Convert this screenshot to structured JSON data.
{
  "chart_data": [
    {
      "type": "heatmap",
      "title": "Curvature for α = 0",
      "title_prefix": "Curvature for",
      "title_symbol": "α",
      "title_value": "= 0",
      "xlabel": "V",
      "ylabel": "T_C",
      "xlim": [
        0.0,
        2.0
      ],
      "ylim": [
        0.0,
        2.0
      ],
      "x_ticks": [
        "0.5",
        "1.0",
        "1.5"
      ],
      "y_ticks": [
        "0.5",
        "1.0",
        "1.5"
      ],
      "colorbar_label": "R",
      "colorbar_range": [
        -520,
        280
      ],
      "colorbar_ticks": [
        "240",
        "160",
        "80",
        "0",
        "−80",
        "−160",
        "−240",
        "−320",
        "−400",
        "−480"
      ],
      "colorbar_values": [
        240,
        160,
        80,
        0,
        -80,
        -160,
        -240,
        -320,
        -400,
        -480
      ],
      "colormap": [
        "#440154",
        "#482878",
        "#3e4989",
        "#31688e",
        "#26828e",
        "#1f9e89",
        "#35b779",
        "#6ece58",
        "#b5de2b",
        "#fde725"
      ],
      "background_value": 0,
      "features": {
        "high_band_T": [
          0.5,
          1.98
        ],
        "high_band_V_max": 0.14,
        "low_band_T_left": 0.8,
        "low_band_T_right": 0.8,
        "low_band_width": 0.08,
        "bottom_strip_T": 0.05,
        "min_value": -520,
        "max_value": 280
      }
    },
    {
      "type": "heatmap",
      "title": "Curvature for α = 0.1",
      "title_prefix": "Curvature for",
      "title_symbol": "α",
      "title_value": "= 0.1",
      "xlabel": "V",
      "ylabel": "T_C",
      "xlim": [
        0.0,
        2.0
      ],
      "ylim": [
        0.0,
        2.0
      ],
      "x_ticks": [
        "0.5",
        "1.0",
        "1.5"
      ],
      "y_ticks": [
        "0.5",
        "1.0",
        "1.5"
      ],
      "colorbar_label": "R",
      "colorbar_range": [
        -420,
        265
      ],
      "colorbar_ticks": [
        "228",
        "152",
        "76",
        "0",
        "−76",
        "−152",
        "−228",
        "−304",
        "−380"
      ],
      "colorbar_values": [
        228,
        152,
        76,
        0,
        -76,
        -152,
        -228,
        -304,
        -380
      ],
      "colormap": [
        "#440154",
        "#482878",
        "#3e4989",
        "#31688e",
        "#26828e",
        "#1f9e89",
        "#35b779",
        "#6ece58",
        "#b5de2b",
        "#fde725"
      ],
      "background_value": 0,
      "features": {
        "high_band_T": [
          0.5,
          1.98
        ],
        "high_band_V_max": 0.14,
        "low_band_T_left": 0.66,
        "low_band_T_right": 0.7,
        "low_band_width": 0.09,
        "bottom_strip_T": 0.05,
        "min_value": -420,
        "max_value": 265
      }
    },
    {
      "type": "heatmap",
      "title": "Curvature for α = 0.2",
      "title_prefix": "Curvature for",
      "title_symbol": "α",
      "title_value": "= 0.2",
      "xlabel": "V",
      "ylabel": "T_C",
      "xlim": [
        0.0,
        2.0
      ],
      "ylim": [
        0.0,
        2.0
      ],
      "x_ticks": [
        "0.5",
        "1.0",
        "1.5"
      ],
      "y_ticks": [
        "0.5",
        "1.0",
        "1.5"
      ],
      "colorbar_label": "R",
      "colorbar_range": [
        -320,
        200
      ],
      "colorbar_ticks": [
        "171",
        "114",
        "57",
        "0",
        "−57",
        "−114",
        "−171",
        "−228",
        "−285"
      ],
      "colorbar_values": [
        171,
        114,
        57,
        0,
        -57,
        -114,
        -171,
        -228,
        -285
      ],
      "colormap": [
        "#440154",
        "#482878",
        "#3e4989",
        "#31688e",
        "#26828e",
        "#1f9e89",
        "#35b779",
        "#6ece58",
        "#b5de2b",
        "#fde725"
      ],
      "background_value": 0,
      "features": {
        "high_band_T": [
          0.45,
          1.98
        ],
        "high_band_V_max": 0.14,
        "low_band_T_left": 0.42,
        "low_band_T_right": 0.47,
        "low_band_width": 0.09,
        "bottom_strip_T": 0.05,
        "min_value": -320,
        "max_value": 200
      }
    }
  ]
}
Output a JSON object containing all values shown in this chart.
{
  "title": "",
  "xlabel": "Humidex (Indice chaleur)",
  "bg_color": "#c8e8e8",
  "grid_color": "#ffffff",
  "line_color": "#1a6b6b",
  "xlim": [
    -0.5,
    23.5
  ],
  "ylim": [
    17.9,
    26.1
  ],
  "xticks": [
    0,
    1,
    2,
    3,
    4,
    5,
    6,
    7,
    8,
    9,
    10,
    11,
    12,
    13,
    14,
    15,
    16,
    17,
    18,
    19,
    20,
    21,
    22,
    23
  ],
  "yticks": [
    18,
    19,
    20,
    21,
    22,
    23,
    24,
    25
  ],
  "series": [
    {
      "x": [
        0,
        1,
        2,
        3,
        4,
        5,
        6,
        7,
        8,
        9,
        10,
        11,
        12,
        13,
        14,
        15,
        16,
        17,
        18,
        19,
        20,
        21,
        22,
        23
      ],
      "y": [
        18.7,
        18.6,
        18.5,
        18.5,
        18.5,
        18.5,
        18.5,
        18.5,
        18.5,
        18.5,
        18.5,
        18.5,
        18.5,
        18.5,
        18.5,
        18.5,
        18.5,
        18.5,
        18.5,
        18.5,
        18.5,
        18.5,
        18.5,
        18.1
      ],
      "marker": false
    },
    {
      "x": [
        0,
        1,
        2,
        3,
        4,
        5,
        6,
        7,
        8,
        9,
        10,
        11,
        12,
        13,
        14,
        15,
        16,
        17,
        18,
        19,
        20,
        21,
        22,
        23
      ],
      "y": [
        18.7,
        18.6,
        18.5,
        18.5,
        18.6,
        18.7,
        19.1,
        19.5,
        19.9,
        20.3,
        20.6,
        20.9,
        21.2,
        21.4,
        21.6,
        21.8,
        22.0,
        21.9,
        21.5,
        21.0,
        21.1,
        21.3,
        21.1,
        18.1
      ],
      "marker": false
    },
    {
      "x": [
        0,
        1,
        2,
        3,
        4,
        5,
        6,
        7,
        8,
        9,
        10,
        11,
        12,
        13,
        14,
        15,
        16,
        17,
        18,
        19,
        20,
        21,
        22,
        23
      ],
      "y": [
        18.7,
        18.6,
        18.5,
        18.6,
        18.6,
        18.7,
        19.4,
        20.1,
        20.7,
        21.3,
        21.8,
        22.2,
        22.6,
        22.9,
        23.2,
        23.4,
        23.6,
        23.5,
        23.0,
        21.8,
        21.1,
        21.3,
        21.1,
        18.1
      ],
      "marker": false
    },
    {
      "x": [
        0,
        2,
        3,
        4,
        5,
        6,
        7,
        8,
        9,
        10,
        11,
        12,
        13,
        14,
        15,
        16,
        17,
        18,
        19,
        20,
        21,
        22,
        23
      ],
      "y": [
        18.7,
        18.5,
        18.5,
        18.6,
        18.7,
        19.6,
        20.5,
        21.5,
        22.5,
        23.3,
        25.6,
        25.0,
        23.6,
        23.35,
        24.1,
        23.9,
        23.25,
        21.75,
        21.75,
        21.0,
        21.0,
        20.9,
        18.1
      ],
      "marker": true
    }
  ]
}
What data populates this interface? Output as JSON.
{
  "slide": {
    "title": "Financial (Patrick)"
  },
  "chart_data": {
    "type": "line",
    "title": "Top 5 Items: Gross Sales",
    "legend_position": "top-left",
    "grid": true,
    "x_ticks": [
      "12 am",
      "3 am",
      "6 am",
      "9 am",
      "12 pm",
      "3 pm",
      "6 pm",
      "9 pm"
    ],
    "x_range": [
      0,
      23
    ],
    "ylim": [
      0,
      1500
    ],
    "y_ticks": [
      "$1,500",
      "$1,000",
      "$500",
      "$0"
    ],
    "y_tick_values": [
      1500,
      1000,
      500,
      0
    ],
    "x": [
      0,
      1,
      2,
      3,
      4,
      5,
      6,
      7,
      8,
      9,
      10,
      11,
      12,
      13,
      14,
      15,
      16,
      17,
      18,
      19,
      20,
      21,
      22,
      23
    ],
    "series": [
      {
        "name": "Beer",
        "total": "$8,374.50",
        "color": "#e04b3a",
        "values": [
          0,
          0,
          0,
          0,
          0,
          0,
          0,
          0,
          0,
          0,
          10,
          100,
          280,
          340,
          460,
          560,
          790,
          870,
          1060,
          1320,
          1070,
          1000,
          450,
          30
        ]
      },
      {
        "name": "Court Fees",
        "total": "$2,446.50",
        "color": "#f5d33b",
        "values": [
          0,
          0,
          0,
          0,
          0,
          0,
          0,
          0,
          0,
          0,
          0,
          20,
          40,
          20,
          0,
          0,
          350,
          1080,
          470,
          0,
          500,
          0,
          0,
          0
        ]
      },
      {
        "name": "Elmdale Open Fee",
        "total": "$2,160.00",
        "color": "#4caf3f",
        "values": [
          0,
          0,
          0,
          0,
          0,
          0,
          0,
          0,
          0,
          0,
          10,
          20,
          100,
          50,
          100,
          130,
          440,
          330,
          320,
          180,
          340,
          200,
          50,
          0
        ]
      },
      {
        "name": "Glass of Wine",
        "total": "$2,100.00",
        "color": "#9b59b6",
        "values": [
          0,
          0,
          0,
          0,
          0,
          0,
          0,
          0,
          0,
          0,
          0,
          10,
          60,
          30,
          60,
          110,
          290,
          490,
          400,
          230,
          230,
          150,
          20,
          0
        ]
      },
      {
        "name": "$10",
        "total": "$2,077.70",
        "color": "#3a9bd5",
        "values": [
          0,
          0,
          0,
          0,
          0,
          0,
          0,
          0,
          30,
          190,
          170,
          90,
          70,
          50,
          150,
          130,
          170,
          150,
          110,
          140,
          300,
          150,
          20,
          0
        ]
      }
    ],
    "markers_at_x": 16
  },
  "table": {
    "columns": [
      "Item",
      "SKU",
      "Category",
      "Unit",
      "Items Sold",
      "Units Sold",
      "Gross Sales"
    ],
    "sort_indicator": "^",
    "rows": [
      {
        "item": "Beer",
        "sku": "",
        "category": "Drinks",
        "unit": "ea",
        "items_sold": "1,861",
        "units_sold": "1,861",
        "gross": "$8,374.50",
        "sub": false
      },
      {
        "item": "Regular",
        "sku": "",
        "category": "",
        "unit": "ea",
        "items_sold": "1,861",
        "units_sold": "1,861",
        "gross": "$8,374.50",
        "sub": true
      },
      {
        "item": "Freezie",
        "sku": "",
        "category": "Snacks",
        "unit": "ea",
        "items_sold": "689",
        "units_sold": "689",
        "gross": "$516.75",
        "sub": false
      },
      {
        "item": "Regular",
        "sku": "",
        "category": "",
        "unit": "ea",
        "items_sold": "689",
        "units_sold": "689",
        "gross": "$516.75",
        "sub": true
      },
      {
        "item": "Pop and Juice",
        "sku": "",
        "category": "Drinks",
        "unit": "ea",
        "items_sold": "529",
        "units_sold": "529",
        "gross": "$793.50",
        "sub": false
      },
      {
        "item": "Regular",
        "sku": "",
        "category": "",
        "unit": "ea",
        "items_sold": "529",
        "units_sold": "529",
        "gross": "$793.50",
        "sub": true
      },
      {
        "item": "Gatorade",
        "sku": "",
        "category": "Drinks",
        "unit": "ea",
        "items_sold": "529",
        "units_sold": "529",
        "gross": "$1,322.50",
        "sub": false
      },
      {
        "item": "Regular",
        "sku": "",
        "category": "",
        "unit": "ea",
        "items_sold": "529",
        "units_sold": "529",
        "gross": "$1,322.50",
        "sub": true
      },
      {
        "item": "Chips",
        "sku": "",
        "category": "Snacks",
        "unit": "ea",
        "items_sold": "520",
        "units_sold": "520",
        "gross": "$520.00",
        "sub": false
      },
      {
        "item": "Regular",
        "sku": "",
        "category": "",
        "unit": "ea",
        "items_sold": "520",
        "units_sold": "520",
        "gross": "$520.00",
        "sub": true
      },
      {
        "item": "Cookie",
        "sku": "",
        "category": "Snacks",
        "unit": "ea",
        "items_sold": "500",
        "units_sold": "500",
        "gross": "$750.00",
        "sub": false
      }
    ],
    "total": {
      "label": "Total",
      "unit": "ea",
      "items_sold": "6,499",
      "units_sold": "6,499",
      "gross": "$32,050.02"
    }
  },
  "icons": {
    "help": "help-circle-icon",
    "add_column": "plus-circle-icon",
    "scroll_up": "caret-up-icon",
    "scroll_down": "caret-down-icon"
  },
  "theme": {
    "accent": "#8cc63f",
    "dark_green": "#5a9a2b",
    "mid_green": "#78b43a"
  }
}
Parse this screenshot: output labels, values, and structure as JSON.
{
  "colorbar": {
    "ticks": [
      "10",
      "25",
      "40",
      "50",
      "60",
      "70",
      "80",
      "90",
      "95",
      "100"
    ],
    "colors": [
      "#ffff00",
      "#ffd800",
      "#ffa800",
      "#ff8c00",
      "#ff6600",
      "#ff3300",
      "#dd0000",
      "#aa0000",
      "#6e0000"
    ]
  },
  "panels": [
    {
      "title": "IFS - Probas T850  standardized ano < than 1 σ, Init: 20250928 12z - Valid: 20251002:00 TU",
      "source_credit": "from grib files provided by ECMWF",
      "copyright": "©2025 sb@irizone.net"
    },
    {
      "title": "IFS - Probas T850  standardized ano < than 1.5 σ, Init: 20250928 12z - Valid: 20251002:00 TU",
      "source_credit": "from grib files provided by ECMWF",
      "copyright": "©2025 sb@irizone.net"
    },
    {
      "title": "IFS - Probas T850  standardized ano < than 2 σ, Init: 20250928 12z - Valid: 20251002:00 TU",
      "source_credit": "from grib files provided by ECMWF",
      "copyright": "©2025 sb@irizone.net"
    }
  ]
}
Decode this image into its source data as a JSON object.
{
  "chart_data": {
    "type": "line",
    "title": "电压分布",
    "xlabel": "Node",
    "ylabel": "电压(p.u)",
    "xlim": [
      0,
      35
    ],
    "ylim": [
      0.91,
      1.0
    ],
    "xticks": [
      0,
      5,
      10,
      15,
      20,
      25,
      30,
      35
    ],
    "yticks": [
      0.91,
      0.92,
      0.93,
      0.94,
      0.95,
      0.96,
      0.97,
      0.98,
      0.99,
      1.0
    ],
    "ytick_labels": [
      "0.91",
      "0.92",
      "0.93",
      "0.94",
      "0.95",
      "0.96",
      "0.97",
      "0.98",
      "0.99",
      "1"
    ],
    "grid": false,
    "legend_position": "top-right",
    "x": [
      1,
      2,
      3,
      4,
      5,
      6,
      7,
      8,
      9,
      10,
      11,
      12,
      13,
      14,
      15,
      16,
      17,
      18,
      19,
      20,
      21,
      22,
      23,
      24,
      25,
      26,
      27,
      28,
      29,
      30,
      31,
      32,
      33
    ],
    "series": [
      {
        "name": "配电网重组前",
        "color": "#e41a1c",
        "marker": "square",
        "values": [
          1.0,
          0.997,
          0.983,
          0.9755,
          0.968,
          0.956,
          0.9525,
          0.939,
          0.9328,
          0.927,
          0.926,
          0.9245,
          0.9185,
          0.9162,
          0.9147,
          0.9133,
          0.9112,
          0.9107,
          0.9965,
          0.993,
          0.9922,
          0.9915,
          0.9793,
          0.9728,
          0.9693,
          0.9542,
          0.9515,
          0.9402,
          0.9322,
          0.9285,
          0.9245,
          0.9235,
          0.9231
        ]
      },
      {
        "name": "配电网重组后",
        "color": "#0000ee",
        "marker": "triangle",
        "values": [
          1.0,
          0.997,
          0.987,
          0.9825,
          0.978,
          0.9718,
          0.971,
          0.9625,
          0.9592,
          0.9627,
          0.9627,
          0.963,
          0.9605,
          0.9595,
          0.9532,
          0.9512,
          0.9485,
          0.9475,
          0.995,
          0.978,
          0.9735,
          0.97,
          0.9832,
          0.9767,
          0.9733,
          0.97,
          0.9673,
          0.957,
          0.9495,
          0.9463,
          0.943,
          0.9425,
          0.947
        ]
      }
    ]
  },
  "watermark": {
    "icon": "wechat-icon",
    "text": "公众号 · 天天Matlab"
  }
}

◆ **PROBLEM REQUIREMENTS**: Reproduce each line of the material containing the word "standardized".

◆ **FULL OUTPUT**:
      "title": "IFS - Probas T850  standardized ano < than 1 σ, Init: 20250928 12z - Valid: 20251002:00 TU",
      "title": "IFS - Probas T850  standardized ano < than 1.5 σ, Init: 20250928 12z - Valid: 20251002:00 TU",
      "title": "IFS - Probas T850  standardized ano < than 2 σ, Init: 20250928 12z - Valid: 20251002:00 TU",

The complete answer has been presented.